= EXERCISE GOAL =
Work through the entries below and report how many lines include "Average". The number alone is the answer.

= INFORMATION SUPPLIED =
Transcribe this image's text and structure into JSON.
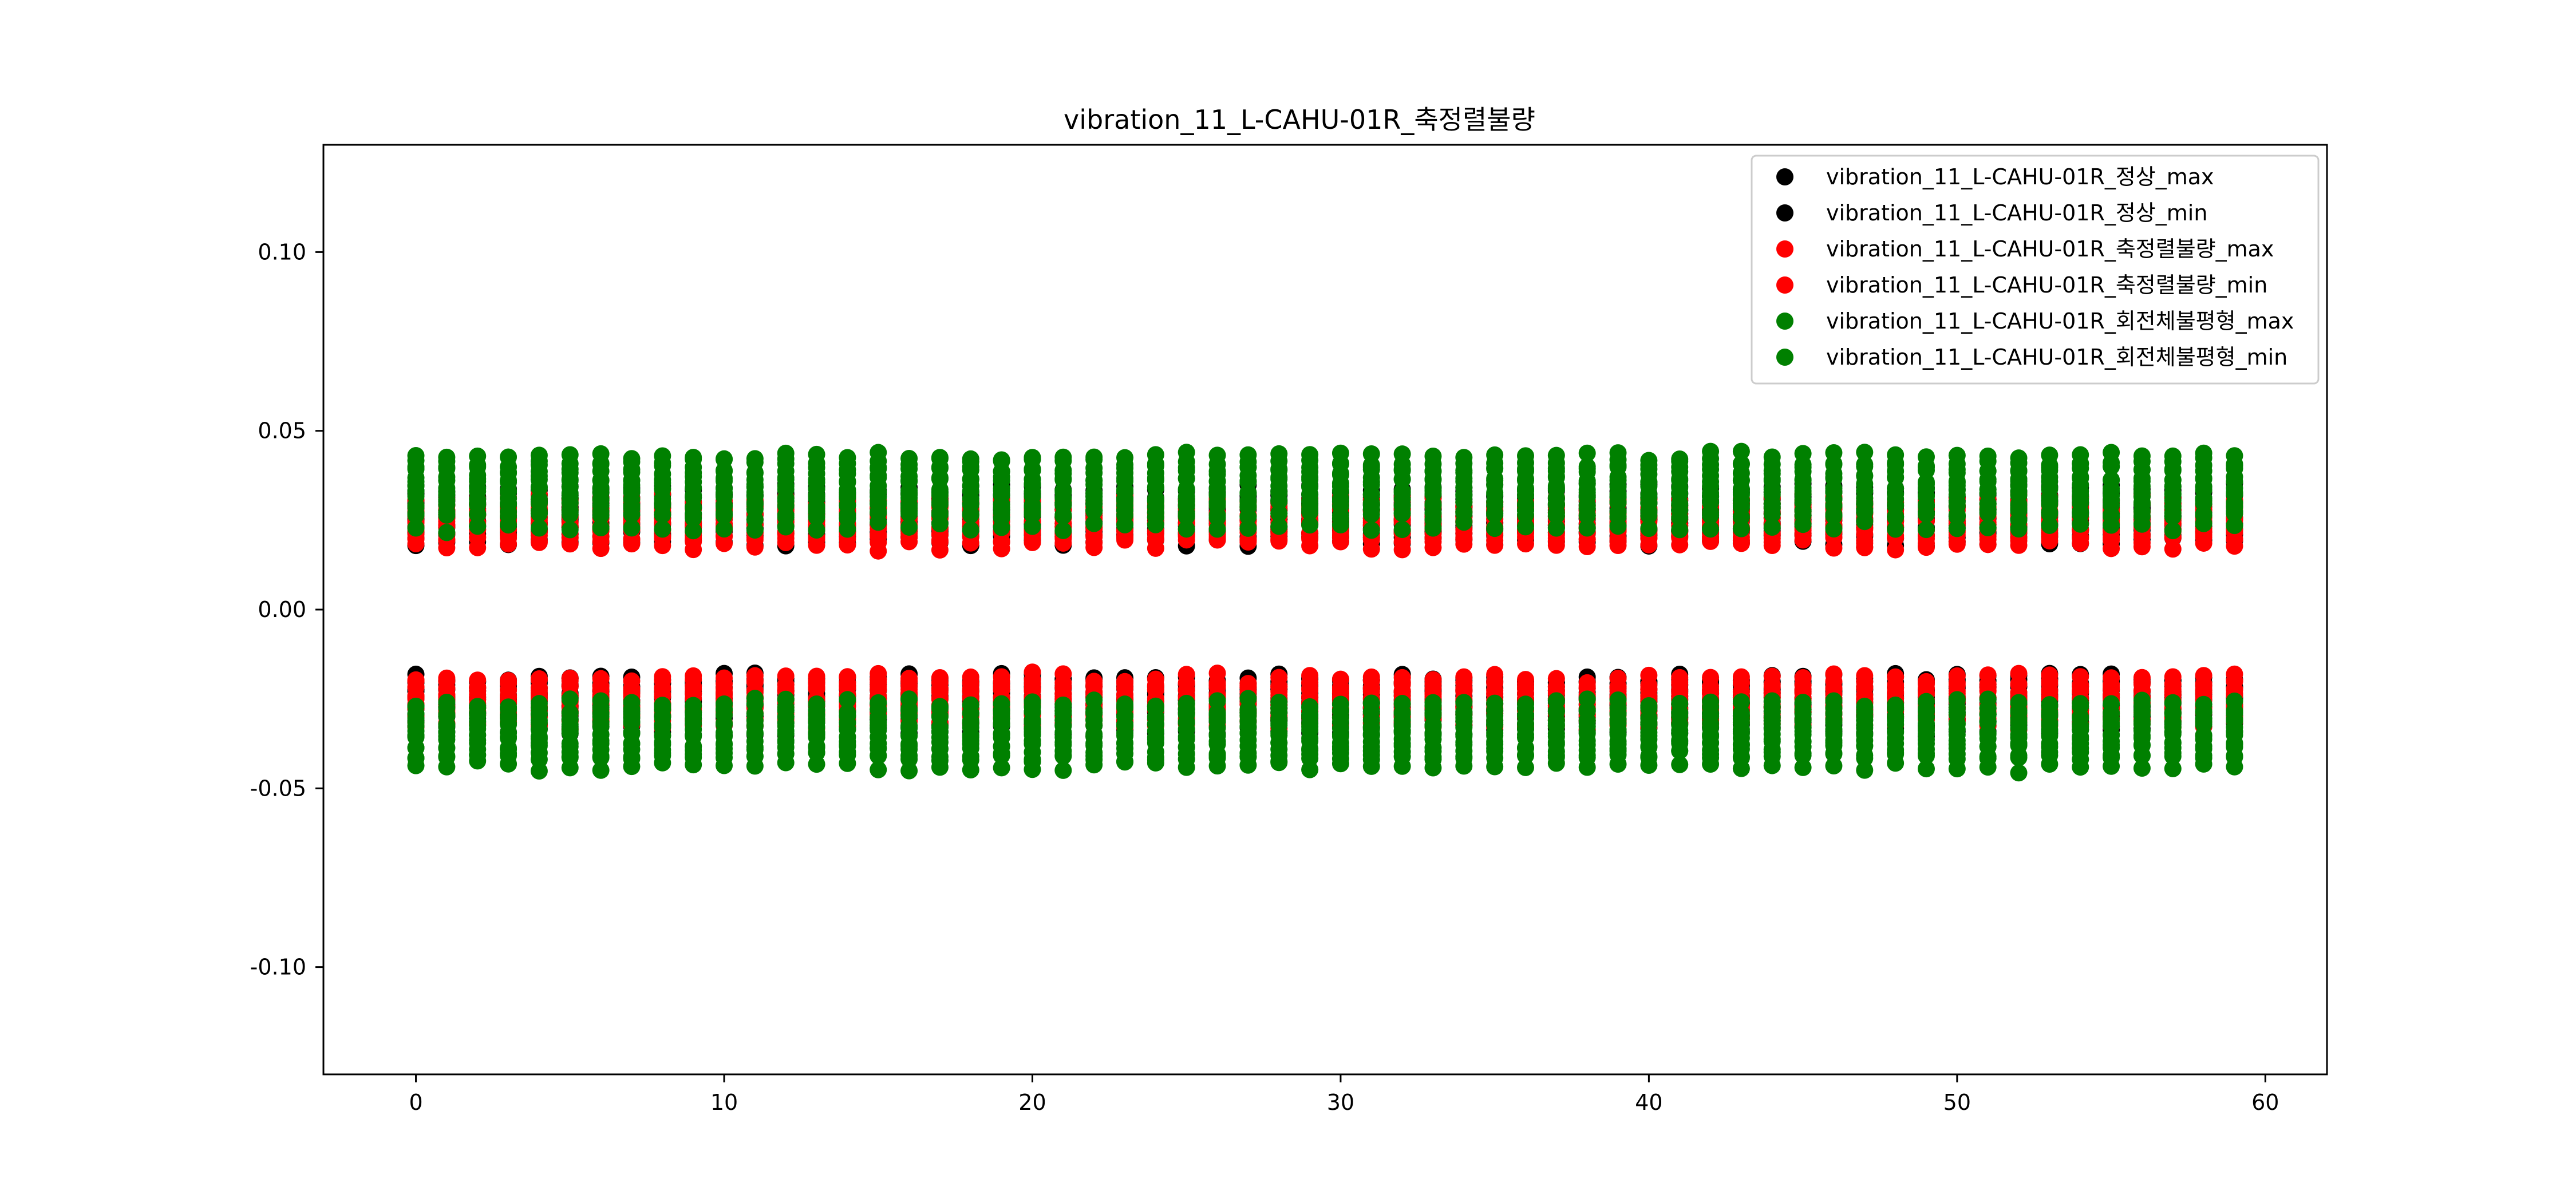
{
  "chart_data": {
    "type": "scatter",
    "title": "vibration_11_L-CAHU-01R_축정렬불량",
    "xlabel": "",
    "ylabel": "",
    "xlim": [
      -3,
      62
    ],
    "ylim": [
      -0.13,
      0.13
    ],
    "x_ticks": [
      0,
      10,
      20,
      30,
      40,
      50,
      60
    ],
    "x_tick_labels": [
      "0",
      "10",
      "20",
      "30",
      "40",
      "50",
      "60"
    ],
    "y_ticks": [
      -0.1,
      -0.05,
      0.0,
      0.05,
      0.1
    ],
    "y_tick_labels": [
      "-0.10",
      "-0.05",
      "0.00",
      "0.05",
      "0.10"
    ],
    "grid": false,
    "legend_position": "top-right",
    "x_count": 60,
    "series": [
      {
        "name": "vibration_11_L-CAHU-01R_정상_max",
        "color": "#000000",
        "bands": [
          [
            0.019,
            0.032
          ],
          [
            0.022,
            0.034
          ]
        ]
      },
      {
        "name": "vibration_11_L-CAHU-01R_정상_min",
        "color": "#000000",
        "bands": [
          [
            -0.034,
            -0.02
          ],
          [
            -0.03,
            -0.019
          ]
        ]
      },
      {
        "name": "vibration_11_L-CAHU-01R_축정렬불량_max",
        "color": "#ff0000",
        "bands": [
          [
            0.018,
            0.03
          ],
          [
            0.02,
            0.031
          ]
        ]
      },
      {
        "name": "vibration_11_L-CAHU-01R_축정렬불량_min",
        "color": "#ff0000",
        "bands": [
          [
            -0.031,
            -0.019
          ],
          [
            -0.032,
            -0.021
          ]
        ]
      },
      {
        "name": "vibration_11_L-CAHU-01R_회전체불평형_max",
        "color": "#008000",
        "bands": [
          [
            0.023,
            0.043
          ],
          [
            0.027,
            0.041
          ]
        ]
      },
      {
        "name": "vibration_11_L-CAHU-01R_회전체불평형_min",
        "color": "#008000",
        "bands": [
          [
            -0.044,
            -0.026
          ],
          [
            -0.041,
            -0.028
          ]
        ]
      }
    ]
  }
}
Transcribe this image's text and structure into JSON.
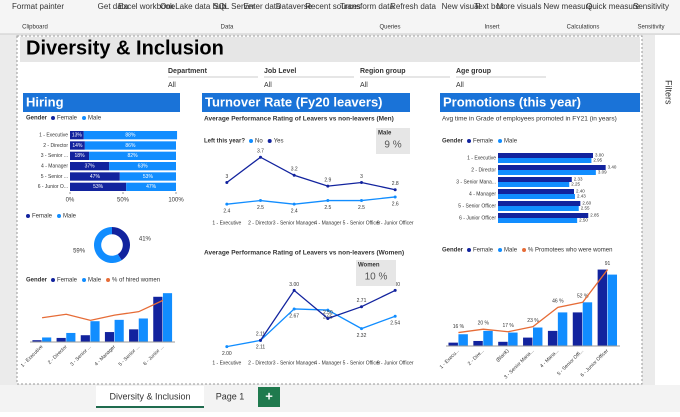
{
  "ribbon": {
    "groups": [
      {
        "name": "Clipboard",
        "items": [
          "Format painter"
        ]
      },
      {
        "name": "Data",
        "items": [
          "Get data",
          "Excel workbook",
          "OneLake data hub",
          "SQL Server",
          "Enter data",
          "Dataverse",
          "Recent sources"
        ]
      },
      {
        "name": "Queries",
        "items": [
          "Transform data",
          "Refresh data"
        ]
      },
      {
        "name": "Insert",
        "items": [
          "New visual",
          "Text box",
          "More visuals"
        ]
      },
      {
        "name": "Calculations",
        "items": [
          "New measure",
          "Quick measure"
        ]
      },
      {
        "name": "Sensitivity",
        "items": [
          "Sensitivity"
        ]
      }
    ]
  },
  "report": {
    "title": "Diversity & Inclusion"
  },
  "filters": [
    {
      "label": "Department",
      "value": "All"
    },
    {
      "label": "Job Level",
      "value": "All"
    },
    {
      "label": "Region group",
      "value": "All"
    },
    {
      "label": "Age group",
      "value": "All"
    }
  ],
  "hiring": {
    "title": "Hiring",
    "bar": {
      "type": "hbar",
      "stacked": true,
      "legend_title": "Gender",
      "categories": [
        "1 - Executive",
        "2 - Director",
        "3 - Senior ...",
        "4 - Manager",
        "5 - Senior ...",
        "6 - Junior O..."
      ],
      "series": [
        {
          "name": "Female",
          "color": "#12239e",
          "values": [
            13,
            14,
            18,
            37,
            47,
            53
          ],
          "value_labels": [
            "13%",
            "14%",
            "18%",
            "37%",
            "47%",
            "53%"
          ]
        },
        {
          "name": "Male",
          "color": "#118dff",
          "values": [
            88,
            86,
            82,
            63,
            53,
            47
          ],
          "value_labels": [
            "88%",
            "86%",
            "82%",
            "63%",
            "53%",
            "47%"
          ]
        }
      ],
      "xlim": [
        0,
        100
      ],
      "xticks": [
        {
          "value": 0,
          "label": "0%"
        },
        {
          "value": 50,
          "label": "50%"
        },
        {
          "value": 100,
          "label": "100%"
        }
      ]
    },
    "donut": {
      "type": "donut",
      "categories": [
        "Female",
        "Male"
      ],
      "colors": [
        "#12239e",
        "#118dff"
      ],
      "values": [
        41,
        59
      ],
      "value_labels": [
        "41%",
        "59%"
      ]
    },
    "combo": {
      "type": "combo",
      "legend_title": "Gender",
      "categories": [
        "1 - Executive",
        "2 - Director",
        "3 - Senior ...",
        "4 - Manager",
        "5 - Senior ...",
        "6 - Junior ..."
      ],
      "series": [
        {
          "name": "Female",
          "color": "#12239e",
          "values": [
            4,
            9,
            15,
            22,
            28,
            100
          ]
        },
        {
          "name": "Male",
          "color": "#118dff",
          "values": [
            10,
            20,
            46,
            49,
            52,
            108
          ]
        },
        {
          "name": "% of hired women",
          "color": "#e66c37",
          "axis": "y2",
          "values": [
            28,
            32,
            25,
            31,
            35,
            48
          ]
        }
      ],
      "ylim": [
        0,
        115
      ],
      "y2lim": [
        0,
        60
      ]
    }
  },
  "turnover": {
    "title": "Turnover Rate (Fy20 leavers)",
    "men": {
      "type": "line",
      "title": "Average Performance Rating of Leavers vs non-leavers (Men)",
      "legend_title": "Left this year?",
      "categories": [
        "1 - Executive",
        "2 - Director",
        "3 - Senior Manager",
        "4 - Manager",
        "5 - Senior Officer",
        "6 - Junior Officer"
      ],
      "series": [
        {
          "name": "No",
          "color": "#118dff",
          "values": [
            2.4,
            2.5,
            2.4,
            2.5,
            2.5,
            2.6
          ]
        },
        {
          "name": "Yes",
          "color": "#12239e",
          "values": [
            3.0,
            3.7,
            3.2,
            2.9,
            3.0,
            2.8
          ]
        }
      ],
      "ylim": [
        2.1,
        3.9
      ],
      "card": {
        "label": "Male",
        "value": "9 %"
      }
    },
    "women": {
      "type": "line",
      "title": "Average Performance Rating of Leavers vs non-leavers (Women)",
      "categories": [
        "1 - Executive",
        "2 - Director",
        "3 - Senior Manager",
        "4 - Manager",
        "5 - Senior Officer",
        "6 - Junior Officer"
      ],
      "series": [
        {
          "name": "No",
          "color": "#118dff",
          "values": [
            2.0,
            2.11,
            2.67,
            2.65,
            2.32,
            2.54
          ],
          "value_labels": [
            "2.00",
            "2.11",
            "2.67",
            "2.65",
            "2.32",
            "2.54"
          ]
        },
        {
          "name": "Yes",
          "color": "#12239e",
          "values": [
            null,
            2.11,
            3.0,
            2.5,
            2.71,
            3.0
          ],
          "value_labels": [
            null,
            "2.11",
            "3.00",
            "2.50",
            "2.71",
            "3.00"
          ]
        }
      ],
      "ylim": [
        1.85,
        3.15
      ],
      "card": {
        "label": "Women",
        "value": "10 %"
      }
    }
  },
  "promotions": {
    "title": "Promotions (this year)",
    "bar": {
      "type": "hbar",
      "stacked": false,
      "title": "Avg time in Grade of employees promoted in FY21 (in years)",
      "legend_title": "Gender",
      "categories": [
        "1 - Executive",
        "2 - Director",
        "3 - Senior Mana...",
        "4 - Manager",
        "5 - Senior Officer",
        "6 - Junior Officer"
      ],
      "series": [
        {
          "name": "Female",
          "color": "#12239e",
          "values": [
            3.0,
            3.4,
            2.33,
            2.4,
            2.6,
            2.85
          ],
          "value_labels": [
            "3.00",
            "3.40",
            "2.33",
            "2.40",
            "2.60",
            "2.85"
          ]
        },
        {
          "name": "Male",
          "color": "#118dff",
          "values": [
            2.95,
            3.09,
            2.25,
            2.43,
            2.55,
            2.5
          ],
          "value_labels": [
            "2.95",
            "3.09",
            "2.25",
            "2.43",
            "2.55",
            "2.50"
          ]
        }
      ],
      "xlim": [
        0,
        3.6
      ]
    },
    "combo": {
      "type": "combo",
      "legend_title": "Gender",
      "categories": [
        "1 - Execu...",
        "2 - Dire...",
        "(Blank)",
        "3 - Senior Mana...",
        "4 - Mana...",
        "5 - Senior Offi...",
        "6 - Junior Officer"
      ],
      "series": [
        {
          "name": "Female",
          "color": "#12239e",
          "values": [
            4,
            6,
            5,
            10,
            18,
            40,
            91
          ]
        },
        {
          "name": "Male",
          "color": "#118dff",
          "values": [
            14,
            18,
            16,
            22,
            40,
            52,
            85
          ]
        },
        {
          "name": "% Promotees who were women",
          "color": "#e66c37",
          "axis": "y2",
          "values": [
            16,
            20,
            17,
            23,
            46,
            52,
            91
          ],
          "value_labels": [
            "16 %",
            "20 %",
            "17 %",
            "23 %",
            "46 %",
            "52 %",
            "91"
          ]
        }
      ],
      "ylim": [
        0,
        100
      ],
      "y2lim": [
        0,
        100
      ]
    }
  },
  "tabs": {
    "pages": [
      "Diversity & Inclusion",
      "Page 1"
    ],
    "add": "+"
  },
  "pane": {
    "filters": "Filters"
  }
}
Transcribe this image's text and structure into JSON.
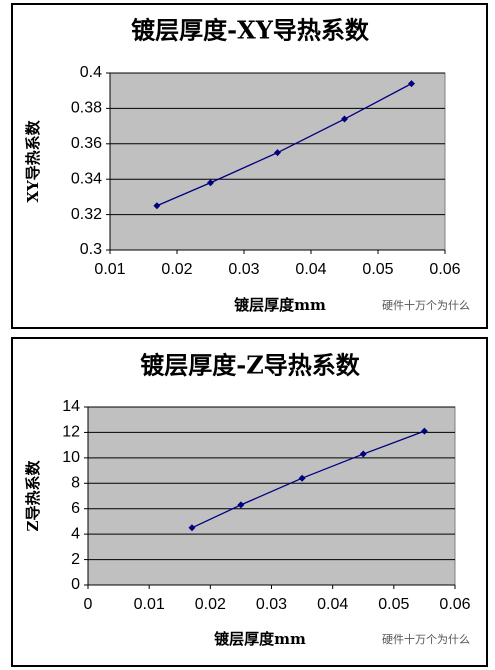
{
  "chart_data": [
    {
      "type": "line",
      "title": "镀层厚度-XY导热系数",
      "y_label": "XY导热系数",
      "x_label": "镀层厚度mm",
      "annotation": "硬件十万个为什么",
      "x": [
        0.017,
        0.025,
        0.035,
        0.045,
        0.055
      ],
      "series": [
        {
          "name": "XY导热系数",
          "color": "#000080",
          "values": [
            0.325,
            0.338,
            0.355,
            0.374,
            0.394
          ]
        }
      ],
      "xlim": [
        0.01,
        0.06
      ],
      "xticks": [
        0.01,
        0.02,
        0.03,
        0.04,
        0.05,
        0.06
      ],
      "ylim": [
        0.3,
        0.4
      ],
      "yticks": [
        0.3,
        0.32,
        0.34,
        0.36,
        0.38,
        0.4
      ],
      "grid": true
    },
    {
      "type": "line",
      "title": "镀层厚度-Z导热系数",
      "y_label": "Z导热系数",
      "x_label": "镀层厚度mm",
      "annotation": "硬件十万个为什么",
      "x": [
        0.017,
        0.025,
        0.035,
        0.045,
        0.055
      ],
      "series": [
        {
          "name": "Z导热系数",
          "color": "#000080",
          "values": [
            4.5,
            6.3,
            8.4,
            10.3,
            12.1
          ]
        }
      ],
      "xlim": [
        0,
        0.06
      ],
      "xticks": [
        0,
        0.01,
        0.02,
        0.03,
        0.04,
        0.05,
        0.06
      ],
      "ylim": [
        0,
        14
      ],
      "yticks": [
        0,
        2,
        4,
        6,
        8,
        10,
        12,
        14
      ],
      "grid": true
    }
  ]
}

= CORRECT RESPONSE =
2